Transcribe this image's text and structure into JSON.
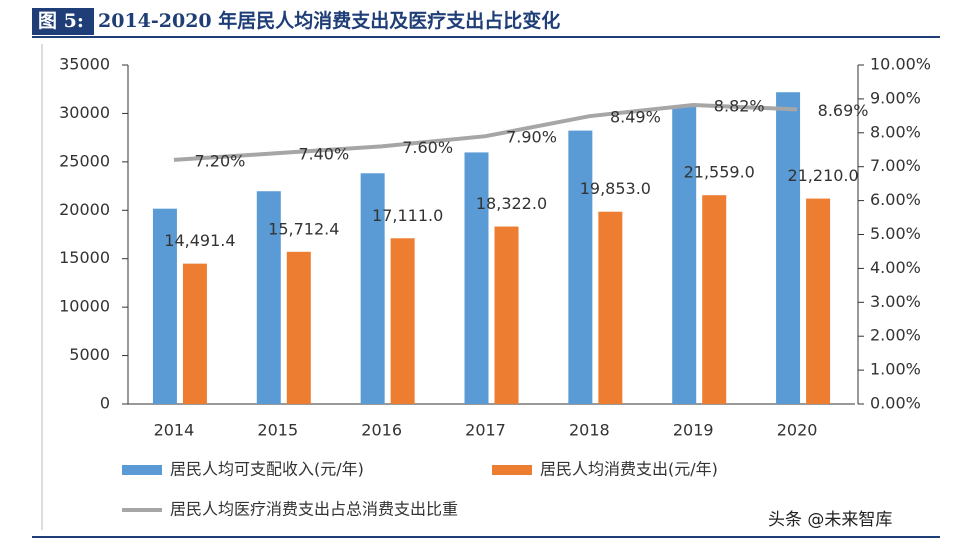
{
  "chart_data": {
    "type": "bar_line",
    "figure_label": "图 5:",
    "title": "2014-2020 年居民人均消费支出及医疗支出占比变化",
    "categories": [
      "2014",
      "2015",
      "2016",
      "2017",
      "2018",
      "2019",
      "2020"
    ],
    "series": [
      {
        "name": "居民人均可支配收入(元/年)",
        "type": "bar",
        "color": "#5b9bd5",
        "values": [
          20167,
          21966,
          23821,
          25974,
          28228,
          30733,
          32189
        ]
      },
      {
        "name": "居民人均消费支出(元/年)",
        "type": "bar",
        "color": "#ed7d31",
        "values": [
          14491.4,
          15712.4,
          17111.0,
          18322.0,
          19853.0,
          21559.0,
          21210.0
        ],
        "value_labels": [
          "14,491.4",
          "15,712.4",
          "17,111.0",
          "18,322.0",
          "19,853.0",
          "21,559.0",
          "21,210.0"
        ]
      },
      {
        "name": "居民人均医疗消费支出占总消费支出比重",
        "type": "line",
        "axis": "y2",
        "color": "#a6a6a6",
        "values": [
          7.2,
          7.4,
          7.6,
          7.9,
          8.49,
          8.82,
          8.69
        ],
        "value_labels": [
          "7.20%",
          "7.40%",
          "7.60%",
          "7.90%",
          "8.49%",
          "8.82%",
          "8.69%"
        ]
      }
    ],
    "ylim": [
      0,
      35000
    ],
    "yticks": [
      0,
      5000,
      10000,
      15000,
      20000,
      25000,
      30000,
      35000
    ],
    "y2lim": [
      0,
      10
    ],
    "y2ticks": [
      {
        "value": 0,
        "label": "0.00%"
      },
      {
        "value": 1,
        "label": "1.00%"
      },
      {
        "value": 2,
        "label": "2.00%"
      },
      {
        "value": 3,
        "label": "3.00%"
      },
      {
        "value": 4,
        "label": "4.00%"
      },
      {
        "value": 5,
        "label": "5.00%"
      },
      {
        "value": 6,
        "label": "6.00%"
      },
      {
        "value": 7,
        "label": "7.00%"
      },
      {
        "value": 8,
        "label": "8.00%"
      },
      {
        "value": 9,
        "label": "9.00%"
      },
      {
        "value": 10,
        "label": "10.00%"
      }
    ],
    "watermark": "头条 @未来智库"
  }
}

Goal
Return the full material word for word. Do not include the pictures.

Reply
Transcribe this image's text and structure into JSON.
{
  "chart_data": {
    "type": "bar_line",
    "figure_label": "图 5:",
    "title": "2014-2020 年居民人均消费支出及医疗支出占比变化",
    "categories": [
      "2014",
      "2015",
      "2016",
      "2017",
      "2018",
      "2019",
      "2020"
    ],
    "series": [
      {
        "name": "居民人均可支配收入(元/年)",
        "type": "bar",
        "color": "#5b9bd5",
        "values": [
          20167,
          21966,
          23821,
          25974,
          28228,
          30733,
          32189
        ]
      },
      {
        "name": "居民人均消费支出(元/年)",
        "type": "bar",
        "color": "#ed7d31",
        "values": [
          14491.4,
          15712.4,
          17111.0,
          18322.0,
          19853.0,
          21559.0,
          21210.0
        ],
        "value_labels": [
          "14,491.4",
          "15,712.4",
          "17,111.0",
          "18,322.0",
          "19,853.0",
          "21,559.0",
          "21,210.0"
        ]
      },
      {
        "name": "居民人均医疗消费支出占总消费支出比重",
        "type": "line",
        "axis": "y2",
        "color": "#a6a6a6",
        "values": [
          7.2,
          7.4,
          7.6,
          7.9,
          8.49,
          8.82,
          8.69
        ],
        "value_labels": [
          "7.20%",
          "7.40%",
          "7.60%",
          "7.90%",
          "8.49%",
          "8.82%",
          "8.69%"
        ]
      }
    ],
    "ylim": [
      0,
      35000
    ],
    "yticks": [
      0,
      5000,
      10000,
      15000,
      20000,
      25000,
      30000,
      35000
    ],
    "y2lim": [
      0,
      10
    ],
    "y2ticks": [
      {
        "value": 0,
        "label": "0.00%"
      },
      {
        "value": 1,
        "label": "1.00%"
      },
      {
        "value": 2,
        "label": "2.00%"
      },
      {
        "value": 3,
        "label": "3.00%"
      },
      {
        "value": 4,
        "label": "4.00%"
      },
      {
        "value": 5,
        "label": "5.00%"
      },
      {
        "value": 6,
        "label": "6.00%"
      },
      {
        "value": 7,
        "label": "7.00%"
      },
      {
        "value": 8,
        "label": "8.00%"
      },
      {
        "value": 9,
        "label": "9.00%"
      },
      {
        "value": 10,
        "label": "10.00%"
      }
    ],
    "watermark": "头条 @未来智库"
  }
}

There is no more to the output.